## Record list
# # # # # # #

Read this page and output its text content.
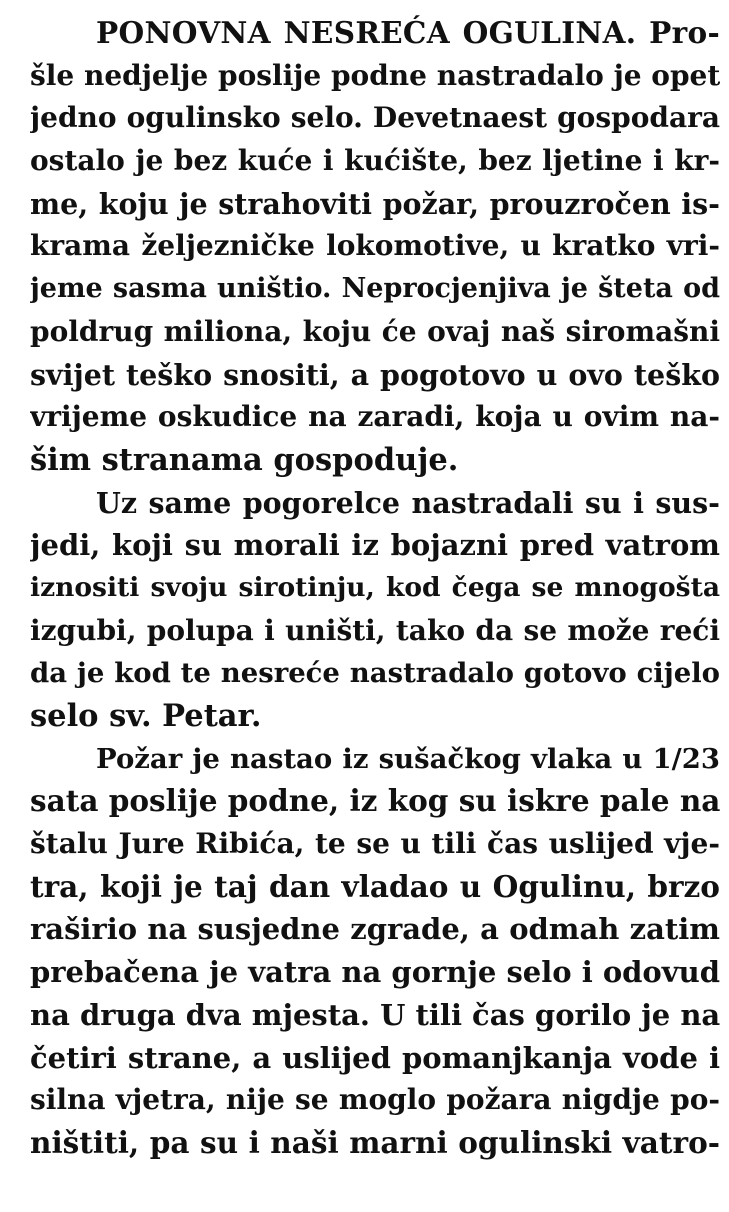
PONOVNA NESREĆA OGULINA. Pro-
šle nedjelje poslije podne nastradalo je opet
jedno ogulinsko selo. Devetnaest gospodara
ostalo je bez kuće i kućište, bez ljetine i kr-
me, koju je strahoviti požar, prouzročen is-
krama željezničke lokomotive, u kratko vri-
jeme sasma uništio. Neprocjenjiva je šteta od
poldrug miliona, koju će ovaj naš siromašni
svijet teško snositi, a pogotovo u ovo teško
vrijeme oskudice na zaradi, koja u ovim na-
šim stranama gospoduje.
Uz same pogorelce nastradali su i sus-
jedi, koji su morali iz bojazni pred vatrom
iznositi svoju sirotinju, kod čega se mnogošta
izgubi, polupa i uništi, tako da se može reći
da je kod te nesreće nastradalo gotovo cijelo
selo sv. Petar.
Požar je nastao iz sušačkog vlaka u 1/23
sata poslije podne, iz kog su iskre pale na
štalu Jure Ribića, te se u tili čas uslijed vje-
tra, koji je taj dan vladao u Ogulinu, brzo
raširio na susjedne zgrade, a odmah zatim
prebačena je vatra na gornje selo i odovud
na druga dva mjesta. U tili čas gorilo je na
četiri strane, a uslijed pomanjkanja vode i
silna vjetra, nije se moglo požara nigdje po-
ništiti, pa su i naši marni ogulinski vatro-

# # # # # # #

## To be done
Quote all the lines above exactly as given. Do not include the pictures.

## Complete answer
Read this page and output its text content.
PONOVNA NESREĆA OGULINA. Pro-
šle nedjelje poslije podne nastradalo je opet
jedno ogulinsko selo. Devetnaest gospodara
ostalo je bez kuće i kućište, bez ljetine i kr-
me, koju je strahoviti požar, prouzročen is-
krama željezničke lokomotive, u kratko vri-
jeme sasma uništio. Neprocjenjiva je šteta od
poldrug miliona, koju će ovaj naš siromašni
svijet teško snositi, a pogotovo u ovo teško
vrijeme oskudice na zaradi, koja u ovim na-
šim stranama gospoduje.
Uz same pogorelce nastradali su i sus-
jedi, koji su morali iz bojazni pred vatrom
iznositi svoju sirotinju, kod čega se mnogošta
izgubi, polupa i uništi, tako da se može reći
da je kod te nesreće nastradalo gotovo cijelo
selo sv. Petar.
Požar je nastao iz sušačkog vlaka u 1/23
sata poslije podne, iz kog su iskre pale na
štalu Jure Ribića, te se u tili čas uslijed vje-
tra, koji je taj dan vladao u Ogulinu, brzo
raširio na susjedne zgrade, a odmah zatim
prebačena je vatra na gornje selo i odovud
na druga dva mjesta. U tili čas gorilo je na
četiri strane, a uslijed pomanjkanja vode i
silna vjetra, nije se moglo požara nigdje po-
ništiti, pa su i naši marni ogulinski vatro-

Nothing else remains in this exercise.